- _JOB_: The data below is to be returned in full and exactly.

- _EXCERPTED DATA_:
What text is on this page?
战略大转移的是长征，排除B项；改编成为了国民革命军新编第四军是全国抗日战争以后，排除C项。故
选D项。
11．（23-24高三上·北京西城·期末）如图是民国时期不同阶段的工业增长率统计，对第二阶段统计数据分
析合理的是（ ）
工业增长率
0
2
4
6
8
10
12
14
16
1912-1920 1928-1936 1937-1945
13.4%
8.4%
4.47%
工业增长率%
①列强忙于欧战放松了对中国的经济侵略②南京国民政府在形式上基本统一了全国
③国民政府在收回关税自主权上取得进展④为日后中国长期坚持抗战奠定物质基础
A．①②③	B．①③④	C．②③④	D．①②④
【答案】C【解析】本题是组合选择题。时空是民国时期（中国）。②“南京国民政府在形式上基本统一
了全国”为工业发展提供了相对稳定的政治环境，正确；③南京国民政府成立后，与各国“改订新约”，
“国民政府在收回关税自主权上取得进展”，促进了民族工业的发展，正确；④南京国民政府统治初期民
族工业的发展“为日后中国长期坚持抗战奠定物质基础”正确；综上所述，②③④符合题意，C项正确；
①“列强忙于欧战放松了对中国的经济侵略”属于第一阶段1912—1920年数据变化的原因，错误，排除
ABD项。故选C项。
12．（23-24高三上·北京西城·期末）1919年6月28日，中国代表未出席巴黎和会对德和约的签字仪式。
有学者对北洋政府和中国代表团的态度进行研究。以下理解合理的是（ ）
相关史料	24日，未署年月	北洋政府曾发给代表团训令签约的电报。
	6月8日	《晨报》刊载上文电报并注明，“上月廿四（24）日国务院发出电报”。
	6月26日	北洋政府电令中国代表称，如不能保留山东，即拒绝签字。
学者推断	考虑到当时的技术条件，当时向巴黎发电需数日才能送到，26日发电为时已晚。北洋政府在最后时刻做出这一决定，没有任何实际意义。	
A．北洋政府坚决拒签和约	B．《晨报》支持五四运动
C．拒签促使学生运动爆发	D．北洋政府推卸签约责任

- _TASK SOLUTION_:
What text is on this page?
战略大转移的是长征，排除B项；改编成为了国民革命军新编第四军是全国抗日战争以后，排除C项。故
选D项。
11．（23-24高三上·北京西城·期末）如图是民国时期不同阶段的工业增长率统计，对第二阶段统计数据分
析合理的是（ ）
工业增长率
0
2
4
6
8
10
12
14
16
1912-1920 1928-1936 1937-1945
13.4%
8.4%
4.47%
工业增长率%
①列强忙于欧战放松了对中国的经济侵略②南京国民政府在形式上基本统一了全国
③国民政府在收回关税自主权上取得进展④为日后中国长期坚持抗战奠定物质基础
A．①②③	B．①③④	C．②③④	D．①②④
【答案】C【解析】本题是组合选择题。时空是民国时期（中国）。②“南京国民政府在形式上基本统一
了全国”为工业发展提供了相对稳定的政治环境，正确；③南京国民政府成立后，与各国“改订新约”，
“国民政府在收回关税自主权上取得进展”，促进了民族工业的发展，正确；④南京国民政府统治初期民
族工业的发展“为日后中国长期坚持抗战奠定物质基础”正确；综上所述，②③④符合题意，C项正确；
①“列强忙于欧战放松了对中国的经济侵略”属于第一阶段1912—1920年数据变化的原因，错误，排除
ABD项。故选C项。
12．（23-24高三上·北京西城·期末）1919年6月28日，中国代表未出席巴黎和会对德和约的签字仪式。
有学者对北洋政府和中国代表团的态度进行研究。以下理解合理的是（ ）
相关史料	24日，未署年月	北洋政府曾发给代表团训令签约的电报。
	6月8日	《晨报》刊载上文电报并注明，“上月廿四（24）日国务院发出电报”。
	6月26日	北洋政府电令中国代表称，如不能保留山东，即拒绝签字。
学者推断	考虑到当时的技术条件，当时向巴黎发电需数日才能送到，26日发电为时已晚。北洋政府在最后时刻做出这一决定，没有任何实际意义。	
A．北洋政府坚决拒签和约	B．《晨报》支持五四运动
C．拒签促使学生运动爆发	D．北洋政府推卸签约责任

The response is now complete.